Repeat the material verbatim and drop the pictures.

━━ Data extract

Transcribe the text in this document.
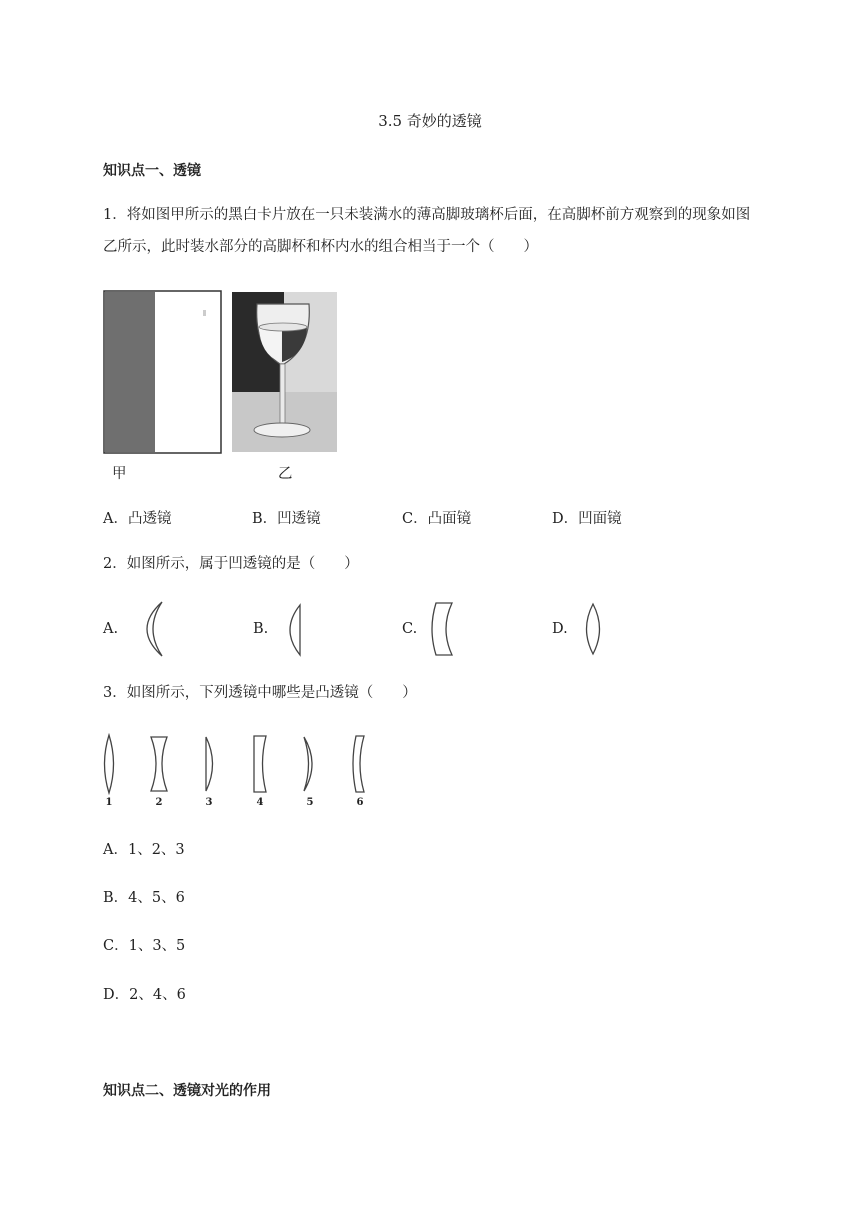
3.5 奇妙的透镜
知识点一、透镜
1．将如图甲所示的黑白卡片放在一只未装满水的薄高脚玻璃杯后面，在高脚杯前方观察到的现象如图乙所示，此时装水部分的高脚杯和杯内水的组合相当于一个（　　）
甲	乙
A．凸透镜	B．凹透镜	C．凸面镜	D．凹面镜
2．如图所示，属于凹透镜的是（　　）
A.	B.	C.	D.
3．如图所示，下列透镜中哪些是凸透镜（　　）
1	2	3	4	5	6
A．1、2、3
B．4、5、6
C．1、3、5
D．2、4、6
知识点二、透镜对光的作用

━━━━

Answer in full -
Transcribe the text in this document.
3.5 奇妙的透镜
知识点一、透镜
1．将如图甲所示的黑白卡片放在一只未装满水的薄高脚玻璃杯后面，在高脚杯前方观察到的现象如图乙所示，此时装水部分的高脚杯和杯内水的组合相当于一个（　　）
甲	乙
A．凸透镜	B．凹透镜	C．凸面镜	D．凹面镜
2．如图所示，属于凹透镜的是（　　）
A.	B.	C.	D.
3．如图所示，下列透镜中哪些是凸透镜（　　）
1	2	3	4	5	6
A．1、2、3
B．4、5、6
C．1、3、5
D．2、4、6
知识点二、透镜对光的作用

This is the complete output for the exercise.